● **Problem**
Give back exactly the lines from the one containing "What's the underlying" through the end of the records, including both, and no others.
====== Data for the task
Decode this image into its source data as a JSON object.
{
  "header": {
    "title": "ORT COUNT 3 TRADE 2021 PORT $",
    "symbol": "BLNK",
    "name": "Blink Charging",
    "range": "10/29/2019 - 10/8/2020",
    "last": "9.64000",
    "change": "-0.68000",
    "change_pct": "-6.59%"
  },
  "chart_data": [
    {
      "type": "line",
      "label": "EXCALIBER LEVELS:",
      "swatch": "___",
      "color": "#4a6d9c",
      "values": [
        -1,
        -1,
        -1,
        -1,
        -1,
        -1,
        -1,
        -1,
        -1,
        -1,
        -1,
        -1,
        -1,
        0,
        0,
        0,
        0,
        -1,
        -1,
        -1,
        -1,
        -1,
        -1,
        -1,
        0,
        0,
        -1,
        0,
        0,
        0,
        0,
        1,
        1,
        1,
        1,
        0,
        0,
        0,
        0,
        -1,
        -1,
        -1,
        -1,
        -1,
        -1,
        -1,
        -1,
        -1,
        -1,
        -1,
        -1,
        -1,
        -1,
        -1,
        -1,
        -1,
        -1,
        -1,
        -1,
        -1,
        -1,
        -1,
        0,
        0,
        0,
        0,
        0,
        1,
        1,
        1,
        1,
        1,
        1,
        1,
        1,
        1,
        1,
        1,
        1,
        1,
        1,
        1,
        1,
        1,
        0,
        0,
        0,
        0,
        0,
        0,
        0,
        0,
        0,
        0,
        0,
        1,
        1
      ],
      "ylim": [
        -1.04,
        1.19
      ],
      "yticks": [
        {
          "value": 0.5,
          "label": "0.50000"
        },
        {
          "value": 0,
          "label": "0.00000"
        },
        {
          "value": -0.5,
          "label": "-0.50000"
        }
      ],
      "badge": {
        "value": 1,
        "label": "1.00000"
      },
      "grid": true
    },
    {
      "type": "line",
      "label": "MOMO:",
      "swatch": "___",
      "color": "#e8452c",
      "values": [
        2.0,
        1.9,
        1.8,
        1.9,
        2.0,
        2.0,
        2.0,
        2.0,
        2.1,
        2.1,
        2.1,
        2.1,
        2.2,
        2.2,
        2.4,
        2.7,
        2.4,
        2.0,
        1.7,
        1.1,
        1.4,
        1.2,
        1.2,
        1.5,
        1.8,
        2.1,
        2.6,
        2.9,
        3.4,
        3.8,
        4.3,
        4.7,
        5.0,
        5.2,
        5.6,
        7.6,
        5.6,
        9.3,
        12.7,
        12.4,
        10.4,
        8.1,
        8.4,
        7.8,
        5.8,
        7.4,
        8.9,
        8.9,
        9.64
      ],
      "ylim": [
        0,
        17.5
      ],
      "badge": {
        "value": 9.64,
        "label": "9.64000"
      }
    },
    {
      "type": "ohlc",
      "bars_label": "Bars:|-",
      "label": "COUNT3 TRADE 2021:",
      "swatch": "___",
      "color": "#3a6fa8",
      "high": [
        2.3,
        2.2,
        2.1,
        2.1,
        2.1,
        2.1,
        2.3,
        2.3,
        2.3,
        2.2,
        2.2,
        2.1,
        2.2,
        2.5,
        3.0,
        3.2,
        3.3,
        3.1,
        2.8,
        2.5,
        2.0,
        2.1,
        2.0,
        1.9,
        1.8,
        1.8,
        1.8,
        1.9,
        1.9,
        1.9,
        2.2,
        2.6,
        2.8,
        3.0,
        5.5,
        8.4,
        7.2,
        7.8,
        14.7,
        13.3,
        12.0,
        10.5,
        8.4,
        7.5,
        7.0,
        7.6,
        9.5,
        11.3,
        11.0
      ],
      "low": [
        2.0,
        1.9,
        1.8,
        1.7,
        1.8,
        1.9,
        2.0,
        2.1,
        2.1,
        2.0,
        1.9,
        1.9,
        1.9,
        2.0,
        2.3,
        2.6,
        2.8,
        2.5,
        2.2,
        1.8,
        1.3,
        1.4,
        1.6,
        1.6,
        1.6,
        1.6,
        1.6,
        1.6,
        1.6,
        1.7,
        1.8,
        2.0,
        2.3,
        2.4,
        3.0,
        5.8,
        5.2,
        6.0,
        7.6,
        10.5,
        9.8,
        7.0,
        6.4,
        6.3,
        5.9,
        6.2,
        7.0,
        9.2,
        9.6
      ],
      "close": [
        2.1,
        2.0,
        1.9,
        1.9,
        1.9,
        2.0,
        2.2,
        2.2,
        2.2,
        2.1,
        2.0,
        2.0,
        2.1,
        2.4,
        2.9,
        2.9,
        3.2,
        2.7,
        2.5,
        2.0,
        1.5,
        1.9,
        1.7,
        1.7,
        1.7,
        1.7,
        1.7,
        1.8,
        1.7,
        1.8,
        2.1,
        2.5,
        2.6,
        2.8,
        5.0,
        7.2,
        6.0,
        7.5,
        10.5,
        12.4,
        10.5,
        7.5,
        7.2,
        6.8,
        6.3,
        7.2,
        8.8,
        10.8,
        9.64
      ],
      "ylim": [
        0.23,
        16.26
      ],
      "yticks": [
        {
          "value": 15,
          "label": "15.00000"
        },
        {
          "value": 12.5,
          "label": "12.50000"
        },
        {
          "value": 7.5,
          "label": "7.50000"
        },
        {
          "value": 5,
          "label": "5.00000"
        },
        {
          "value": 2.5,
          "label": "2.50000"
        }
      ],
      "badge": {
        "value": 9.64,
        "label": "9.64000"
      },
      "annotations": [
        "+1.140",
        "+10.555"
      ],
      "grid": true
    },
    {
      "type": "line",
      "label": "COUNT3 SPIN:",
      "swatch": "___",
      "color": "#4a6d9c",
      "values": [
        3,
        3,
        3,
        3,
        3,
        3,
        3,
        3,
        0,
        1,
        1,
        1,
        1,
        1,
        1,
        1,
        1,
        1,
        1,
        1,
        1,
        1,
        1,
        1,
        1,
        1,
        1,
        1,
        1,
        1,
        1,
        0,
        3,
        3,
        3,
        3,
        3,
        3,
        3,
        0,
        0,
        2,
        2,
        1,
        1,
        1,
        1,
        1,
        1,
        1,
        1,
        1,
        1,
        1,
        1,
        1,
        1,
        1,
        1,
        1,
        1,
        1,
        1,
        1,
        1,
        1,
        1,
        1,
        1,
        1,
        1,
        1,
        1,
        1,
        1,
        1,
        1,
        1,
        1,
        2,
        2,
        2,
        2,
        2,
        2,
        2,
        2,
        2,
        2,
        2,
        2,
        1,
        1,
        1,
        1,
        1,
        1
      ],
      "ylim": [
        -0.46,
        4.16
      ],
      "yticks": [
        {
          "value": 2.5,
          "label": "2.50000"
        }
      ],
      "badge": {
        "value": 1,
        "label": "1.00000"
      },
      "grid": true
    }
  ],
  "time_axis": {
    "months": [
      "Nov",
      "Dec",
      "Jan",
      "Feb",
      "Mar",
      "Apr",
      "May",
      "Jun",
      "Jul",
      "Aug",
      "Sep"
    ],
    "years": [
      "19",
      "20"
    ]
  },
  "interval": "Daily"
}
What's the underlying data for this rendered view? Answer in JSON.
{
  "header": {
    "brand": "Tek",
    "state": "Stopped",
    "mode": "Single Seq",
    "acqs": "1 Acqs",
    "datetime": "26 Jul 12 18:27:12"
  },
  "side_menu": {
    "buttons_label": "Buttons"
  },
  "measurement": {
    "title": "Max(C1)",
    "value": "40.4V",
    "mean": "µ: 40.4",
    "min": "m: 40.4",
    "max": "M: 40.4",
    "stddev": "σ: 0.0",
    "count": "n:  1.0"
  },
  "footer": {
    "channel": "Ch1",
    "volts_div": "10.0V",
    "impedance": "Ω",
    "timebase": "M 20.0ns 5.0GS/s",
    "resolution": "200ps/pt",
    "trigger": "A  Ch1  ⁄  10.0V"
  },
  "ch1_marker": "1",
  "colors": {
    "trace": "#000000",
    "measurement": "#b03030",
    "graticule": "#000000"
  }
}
============
● **Expected output**
What's the underlying data for this rendered view? Answer in JSON.
{
  "header": {
    "brand": "Tek",
    "state": "Stopped",
    "mode": "Single Seq",
    "acqs": "1 Acqs",
    "datetime": "26 Jul 12 18:27:12"
  },
  "side_menu": {
    "buttons_label": "Buttons"
  },
  "measurement": {
    "title": "Max(C1)",
    "value": "40.4V",
    "mean": "µ: 40.4",
    "min": "m: 40.4",
    "max": "M: 40.4",
    "stddev": "σ: 0.0",
    "count": "n:  1.0"
  },
  "footer": {
    "channel": "Ch1",
    "volts_div": "10.0V",
    "impedance": "Ω",
    "timebase": "M 20.0ns 5.0GS/s",
    "resolution": "200ps/pt",
    "trigger": "A  Ch1  ⁄  10.0V"
  },
  "ch1_marker": "1",
  "colors": {
    "trace": "#000000",
    "measurement": "#b03030",
    "graticule": "#000000"
  }
}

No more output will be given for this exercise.